(Lines of data)
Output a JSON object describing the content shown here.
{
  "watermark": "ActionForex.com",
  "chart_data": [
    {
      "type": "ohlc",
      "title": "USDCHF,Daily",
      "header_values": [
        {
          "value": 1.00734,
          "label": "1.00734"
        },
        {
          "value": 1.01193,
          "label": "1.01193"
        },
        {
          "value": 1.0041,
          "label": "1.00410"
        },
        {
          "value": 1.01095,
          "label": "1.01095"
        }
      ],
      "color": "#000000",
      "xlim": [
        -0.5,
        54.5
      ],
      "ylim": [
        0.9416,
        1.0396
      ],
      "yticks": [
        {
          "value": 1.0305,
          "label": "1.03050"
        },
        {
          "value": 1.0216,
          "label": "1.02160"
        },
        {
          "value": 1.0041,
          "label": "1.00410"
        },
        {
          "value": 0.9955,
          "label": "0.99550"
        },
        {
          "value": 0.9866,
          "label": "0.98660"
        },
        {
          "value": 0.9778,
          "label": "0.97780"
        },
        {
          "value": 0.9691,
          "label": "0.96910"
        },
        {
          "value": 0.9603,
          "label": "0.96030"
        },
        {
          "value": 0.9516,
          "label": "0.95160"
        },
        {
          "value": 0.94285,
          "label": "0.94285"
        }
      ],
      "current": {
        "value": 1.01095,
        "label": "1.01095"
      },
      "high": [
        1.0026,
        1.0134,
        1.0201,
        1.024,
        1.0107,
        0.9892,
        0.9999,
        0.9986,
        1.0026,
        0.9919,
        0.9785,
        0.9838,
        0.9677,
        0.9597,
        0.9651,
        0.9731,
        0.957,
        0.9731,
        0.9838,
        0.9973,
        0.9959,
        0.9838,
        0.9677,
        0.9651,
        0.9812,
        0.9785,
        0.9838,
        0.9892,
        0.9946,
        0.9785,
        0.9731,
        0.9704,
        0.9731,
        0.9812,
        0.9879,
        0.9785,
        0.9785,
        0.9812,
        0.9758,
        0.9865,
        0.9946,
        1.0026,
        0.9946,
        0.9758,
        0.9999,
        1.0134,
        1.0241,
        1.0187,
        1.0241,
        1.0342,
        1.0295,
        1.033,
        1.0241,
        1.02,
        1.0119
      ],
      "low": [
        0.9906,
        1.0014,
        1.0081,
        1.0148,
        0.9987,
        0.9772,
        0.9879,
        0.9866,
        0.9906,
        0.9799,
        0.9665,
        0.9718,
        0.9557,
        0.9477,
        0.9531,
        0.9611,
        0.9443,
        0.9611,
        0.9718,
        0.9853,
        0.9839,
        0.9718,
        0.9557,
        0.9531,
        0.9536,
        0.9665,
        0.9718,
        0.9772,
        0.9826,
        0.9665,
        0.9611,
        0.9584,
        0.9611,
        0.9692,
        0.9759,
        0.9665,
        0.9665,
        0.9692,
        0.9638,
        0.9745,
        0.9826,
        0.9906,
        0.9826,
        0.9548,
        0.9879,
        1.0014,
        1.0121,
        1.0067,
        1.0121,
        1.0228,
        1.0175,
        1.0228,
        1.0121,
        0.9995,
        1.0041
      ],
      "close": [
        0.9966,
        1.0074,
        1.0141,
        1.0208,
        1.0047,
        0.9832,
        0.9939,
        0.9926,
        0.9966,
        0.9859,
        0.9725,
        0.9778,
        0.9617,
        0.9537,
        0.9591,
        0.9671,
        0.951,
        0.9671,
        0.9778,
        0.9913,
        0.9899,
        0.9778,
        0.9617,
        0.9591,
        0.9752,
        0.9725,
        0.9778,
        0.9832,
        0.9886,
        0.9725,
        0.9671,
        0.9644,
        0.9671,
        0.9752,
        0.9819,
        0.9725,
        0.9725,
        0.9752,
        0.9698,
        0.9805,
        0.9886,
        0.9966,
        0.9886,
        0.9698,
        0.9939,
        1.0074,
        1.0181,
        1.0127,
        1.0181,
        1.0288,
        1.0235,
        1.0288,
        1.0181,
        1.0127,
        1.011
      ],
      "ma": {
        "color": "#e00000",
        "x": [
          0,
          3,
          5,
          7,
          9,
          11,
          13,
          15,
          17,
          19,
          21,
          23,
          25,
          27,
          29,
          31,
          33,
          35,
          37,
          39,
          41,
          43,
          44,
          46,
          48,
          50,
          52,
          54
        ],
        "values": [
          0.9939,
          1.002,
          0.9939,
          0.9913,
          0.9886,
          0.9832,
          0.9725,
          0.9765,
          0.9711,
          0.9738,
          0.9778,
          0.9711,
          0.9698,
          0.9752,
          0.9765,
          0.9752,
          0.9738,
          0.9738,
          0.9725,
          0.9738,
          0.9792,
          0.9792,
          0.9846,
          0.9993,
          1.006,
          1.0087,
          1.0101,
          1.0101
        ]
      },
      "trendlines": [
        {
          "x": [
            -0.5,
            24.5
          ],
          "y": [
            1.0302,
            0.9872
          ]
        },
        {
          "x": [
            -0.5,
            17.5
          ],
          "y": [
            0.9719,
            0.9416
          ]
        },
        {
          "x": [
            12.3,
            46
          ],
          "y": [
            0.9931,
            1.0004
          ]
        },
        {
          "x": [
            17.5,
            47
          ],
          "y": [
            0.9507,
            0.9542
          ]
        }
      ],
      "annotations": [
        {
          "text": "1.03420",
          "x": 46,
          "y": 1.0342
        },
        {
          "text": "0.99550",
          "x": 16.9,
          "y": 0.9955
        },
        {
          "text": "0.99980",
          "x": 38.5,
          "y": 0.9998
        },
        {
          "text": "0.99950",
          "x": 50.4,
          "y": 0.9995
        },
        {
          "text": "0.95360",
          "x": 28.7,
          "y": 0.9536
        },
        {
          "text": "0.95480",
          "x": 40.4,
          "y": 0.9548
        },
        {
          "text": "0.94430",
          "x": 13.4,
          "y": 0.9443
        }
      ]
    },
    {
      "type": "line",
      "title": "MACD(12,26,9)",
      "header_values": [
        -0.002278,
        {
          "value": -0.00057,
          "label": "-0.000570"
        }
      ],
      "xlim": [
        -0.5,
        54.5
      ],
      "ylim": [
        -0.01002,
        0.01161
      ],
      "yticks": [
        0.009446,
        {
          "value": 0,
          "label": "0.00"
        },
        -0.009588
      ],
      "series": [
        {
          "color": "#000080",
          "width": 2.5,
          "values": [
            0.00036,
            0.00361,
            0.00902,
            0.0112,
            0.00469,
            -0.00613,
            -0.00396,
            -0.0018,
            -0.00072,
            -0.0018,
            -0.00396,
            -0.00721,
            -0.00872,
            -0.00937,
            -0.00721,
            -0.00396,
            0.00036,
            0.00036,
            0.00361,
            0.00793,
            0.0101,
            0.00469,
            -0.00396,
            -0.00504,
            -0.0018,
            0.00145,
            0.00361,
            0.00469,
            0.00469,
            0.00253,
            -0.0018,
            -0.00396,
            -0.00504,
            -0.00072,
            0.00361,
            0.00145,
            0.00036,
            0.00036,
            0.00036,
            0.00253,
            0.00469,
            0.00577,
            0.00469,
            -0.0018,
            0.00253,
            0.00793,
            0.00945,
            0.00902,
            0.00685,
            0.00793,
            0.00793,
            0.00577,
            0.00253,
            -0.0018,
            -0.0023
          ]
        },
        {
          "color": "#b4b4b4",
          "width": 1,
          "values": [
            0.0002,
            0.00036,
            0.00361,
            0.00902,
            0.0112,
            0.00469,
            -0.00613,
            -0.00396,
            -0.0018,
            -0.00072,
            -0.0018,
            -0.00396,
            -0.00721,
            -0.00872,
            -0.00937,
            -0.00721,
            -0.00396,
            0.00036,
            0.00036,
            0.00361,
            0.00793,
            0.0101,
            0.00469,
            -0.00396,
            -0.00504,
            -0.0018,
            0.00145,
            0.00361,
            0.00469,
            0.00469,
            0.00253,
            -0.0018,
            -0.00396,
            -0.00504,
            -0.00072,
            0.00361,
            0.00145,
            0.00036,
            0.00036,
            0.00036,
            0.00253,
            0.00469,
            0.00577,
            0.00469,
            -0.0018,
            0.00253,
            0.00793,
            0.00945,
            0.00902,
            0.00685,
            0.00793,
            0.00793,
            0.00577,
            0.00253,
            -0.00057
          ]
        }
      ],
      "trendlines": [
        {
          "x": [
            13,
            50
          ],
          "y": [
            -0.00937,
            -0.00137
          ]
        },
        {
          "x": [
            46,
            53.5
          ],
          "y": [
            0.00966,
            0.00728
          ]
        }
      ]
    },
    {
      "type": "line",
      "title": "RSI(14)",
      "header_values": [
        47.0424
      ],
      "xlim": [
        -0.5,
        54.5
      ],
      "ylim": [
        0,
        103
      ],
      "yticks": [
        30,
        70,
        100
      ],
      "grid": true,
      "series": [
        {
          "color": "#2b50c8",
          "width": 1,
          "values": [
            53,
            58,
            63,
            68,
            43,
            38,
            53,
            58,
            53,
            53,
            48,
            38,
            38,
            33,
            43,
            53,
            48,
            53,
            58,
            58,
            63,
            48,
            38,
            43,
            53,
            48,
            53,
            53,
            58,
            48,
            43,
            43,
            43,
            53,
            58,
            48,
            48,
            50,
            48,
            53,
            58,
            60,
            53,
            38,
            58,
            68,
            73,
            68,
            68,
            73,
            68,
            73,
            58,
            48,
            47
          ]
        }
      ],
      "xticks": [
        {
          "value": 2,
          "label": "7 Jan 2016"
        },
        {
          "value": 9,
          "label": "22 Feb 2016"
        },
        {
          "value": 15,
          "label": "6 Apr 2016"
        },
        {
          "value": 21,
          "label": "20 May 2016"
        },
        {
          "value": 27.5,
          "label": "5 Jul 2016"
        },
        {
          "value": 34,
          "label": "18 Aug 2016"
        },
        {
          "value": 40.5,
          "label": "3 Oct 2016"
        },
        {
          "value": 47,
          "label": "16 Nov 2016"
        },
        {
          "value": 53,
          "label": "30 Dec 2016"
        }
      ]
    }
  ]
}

## EXERCISE TASK
Give only a number: how many lines of the data hold the string "color"?

## WRITTEN REPLY
5